> [Task goal]:
Extract every record, exactly as written, and ignore the pictures.

:: Material to process ::

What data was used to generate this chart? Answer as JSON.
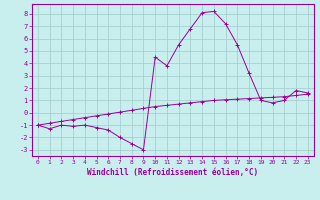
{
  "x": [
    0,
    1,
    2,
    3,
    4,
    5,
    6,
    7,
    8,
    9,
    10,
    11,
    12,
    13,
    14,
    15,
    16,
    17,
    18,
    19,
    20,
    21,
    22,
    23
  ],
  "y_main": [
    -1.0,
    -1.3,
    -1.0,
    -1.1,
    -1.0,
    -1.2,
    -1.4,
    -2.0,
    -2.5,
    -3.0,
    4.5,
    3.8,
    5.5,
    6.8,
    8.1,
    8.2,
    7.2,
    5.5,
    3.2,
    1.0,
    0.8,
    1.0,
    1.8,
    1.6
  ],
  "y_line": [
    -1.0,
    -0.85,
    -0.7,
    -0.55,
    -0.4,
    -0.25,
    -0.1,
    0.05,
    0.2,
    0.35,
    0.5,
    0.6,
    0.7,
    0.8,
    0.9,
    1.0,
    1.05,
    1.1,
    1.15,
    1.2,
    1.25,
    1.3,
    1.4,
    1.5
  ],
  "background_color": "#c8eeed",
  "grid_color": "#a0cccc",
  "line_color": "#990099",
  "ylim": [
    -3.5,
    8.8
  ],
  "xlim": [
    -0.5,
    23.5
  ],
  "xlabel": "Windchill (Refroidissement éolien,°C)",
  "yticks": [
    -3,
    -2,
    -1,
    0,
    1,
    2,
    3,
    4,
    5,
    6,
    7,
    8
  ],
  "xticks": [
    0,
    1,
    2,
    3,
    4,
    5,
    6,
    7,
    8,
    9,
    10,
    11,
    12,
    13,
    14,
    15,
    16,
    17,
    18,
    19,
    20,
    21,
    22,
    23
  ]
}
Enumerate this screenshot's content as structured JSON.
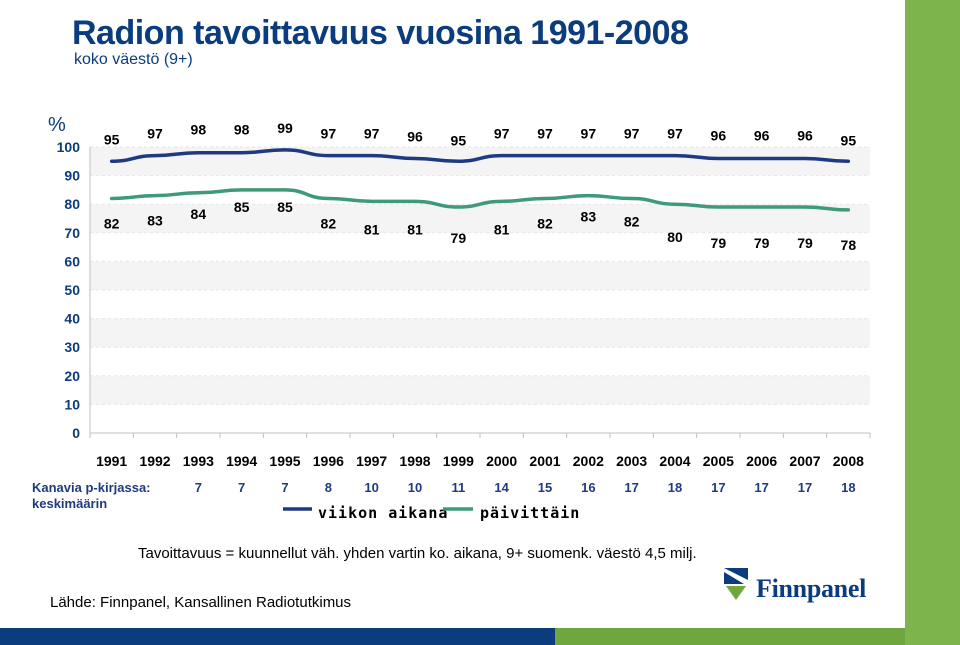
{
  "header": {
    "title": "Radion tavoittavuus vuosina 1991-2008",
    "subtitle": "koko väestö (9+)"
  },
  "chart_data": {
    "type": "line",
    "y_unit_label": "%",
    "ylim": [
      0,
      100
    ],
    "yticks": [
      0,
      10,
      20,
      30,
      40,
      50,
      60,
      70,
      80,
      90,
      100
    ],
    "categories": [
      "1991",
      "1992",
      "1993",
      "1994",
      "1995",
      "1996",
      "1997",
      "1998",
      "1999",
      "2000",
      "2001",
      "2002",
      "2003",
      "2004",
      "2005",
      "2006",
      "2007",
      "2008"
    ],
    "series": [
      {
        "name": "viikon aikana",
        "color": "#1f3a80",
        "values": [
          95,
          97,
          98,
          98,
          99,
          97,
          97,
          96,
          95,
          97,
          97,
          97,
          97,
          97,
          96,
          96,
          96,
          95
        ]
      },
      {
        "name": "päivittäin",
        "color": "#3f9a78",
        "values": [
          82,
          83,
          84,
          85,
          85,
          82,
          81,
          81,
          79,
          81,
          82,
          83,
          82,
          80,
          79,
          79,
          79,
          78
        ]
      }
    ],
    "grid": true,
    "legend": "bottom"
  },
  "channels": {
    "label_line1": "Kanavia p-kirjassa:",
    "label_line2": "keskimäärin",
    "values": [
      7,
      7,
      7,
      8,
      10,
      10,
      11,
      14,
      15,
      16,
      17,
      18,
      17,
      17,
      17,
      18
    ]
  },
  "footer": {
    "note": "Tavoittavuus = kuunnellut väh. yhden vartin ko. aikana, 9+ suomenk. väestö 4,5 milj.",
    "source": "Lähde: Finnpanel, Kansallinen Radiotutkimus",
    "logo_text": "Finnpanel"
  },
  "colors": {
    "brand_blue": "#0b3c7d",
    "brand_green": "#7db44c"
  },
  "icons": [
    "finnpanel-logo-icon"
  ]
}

:::

> [Written response]:
What data was used to generate this chart? Answer as JSON.
{
  "x": [
    0,
    1,
    2,
    3,
    4,
    5,
    6,
    7,
    8,
    9,
    10,
    11,
    12,
    13,
    14,
    15,
    16,
    17,
    18,
    19,
    20,
    21,
    22,
    23
  ],
  "y_main": [
    -1.0,
    -1.3,
    -1.0,
    -1.1,
    -1.0,
    -1.2,
    -1.4,
    -2.0,
    -2.5,
    -3.0,
    4.5,
    3.8,
    5.5,
    6.8,
    8.1,
    8.2,
    7.2,
    5.5,
    3.2,
    1.0,
    0.8,
    1.0,
    1.8,
    1.6
  ],
  "y_line": [
    -1.0,
    -0.85,
    -0.7,
    -0.55,
    -0.4,
    -0.25,
    -0.1,
    0.05,
    0.2,
    0.35,
    0.5,
    0.6,
    0.7,
    0.8,
    0.9,
    1.0,
    1.05,
    1.1,
    1.15,
    1.2,
    1.25,
    1.3,
    1.4,
    1.5
  ],
  "background_color": "#c8eeed",
  "grid_color": "#a0cccc",
  "line_color": "#990099",
  "ylim": [
    -3.5,
    8.8
  ],
  "xlim": [
    -0.5,
    23.5
  ],
  "xlabel": "Windchill (Refroidissement éolien,°C)",
  "yticks": [
    -3,
    -2,
    -1,
    0,
    1,
    2,
    3,
    4,
    5,
    6,
    7,
    8
  ],
  "xticks": [
    0,
    1,
    2,
    3,
    4,
    5,
    6,
    7,
    8,
    9,
    10,
    11,
    12,
    13,
    14,
    15,
    16,
    17,
    18,
    19,
    20,
    21,
    22,
    23
  ]
}
Enumerate this screenshot's content as structured JSON.
{
  "header": {
    "title": "Radion tavoittavuus vuosina 1991-2008",
    "subtitle": "koko väestö (9+)"
  },
  "chart_data": {
    "type": "line",
    "y_unit_label": "%",
    "ylim": [
      0,
      100
    ],
    "yticks": [
      0,
      10,
      20,
      30,
      40,
      50,
      60,
      70,
      80,
      90,
      100
    ],
    "categories": [
      "1991",
      "1992",
      "1993",
      "1994",
      "1995",
      "1996",
      "1997",
      "1998",
      "1999",
      "2000",
      "2001",
      "2002",
      "2003",
      "2004",
      "2005",
      "2006",
      "2007",
      "2008"
    ],
    "series": [
      {
        "name": "viikon aikana",
        "color": "#1f3a80",
        "values": [
          95,
          97,
          98,
          98,
          99,
          97,
          97,
          96,
          95,
          97,
          97,
          97,
          97,
          97,
          96,
          96,
          96,
          95
        ]
      },
      {
        "name": "päivittäin",
        "color": "#3f9a78",
        "values": [
          82,
          83,
          84,
          85,
          85,
          82,
          81,
          81,
          79,
          81,
          82,
          83,
          82,
          80,
          79,
          79,
          79,
          78
        ]
      }
    ],
    "grid": true,
    "legend": "bottom"
  },
  "channels": {
    "label_line1": "Kanavia p-kirjassa:",
    "label_line2": "keskimäärin",
    "values": [
      7,
      7,
      7,
      8,
      10,
      10,
      11,
      14,
      15,
      16,
      17,
      18,
      17,
      17,
      17,
      18
    ]
  },
  "footer": {
    "note": "Tavoittavuus = kuunnellut väh. yhden vartin ko. aikana, 9+ suomenk. väestö 4,5 milj.",
    "source": "Lähde: Finnpanel, Kansallinen Radiotutkimus",
    "logo_text": "Finnpanel"
  },
  "colors": {
    "brand_blue": "#0b3c7d",
    "brand_green": "#7db44c"
  },
  "icons": [
    "finnpanel-logo-icon"
  ]
}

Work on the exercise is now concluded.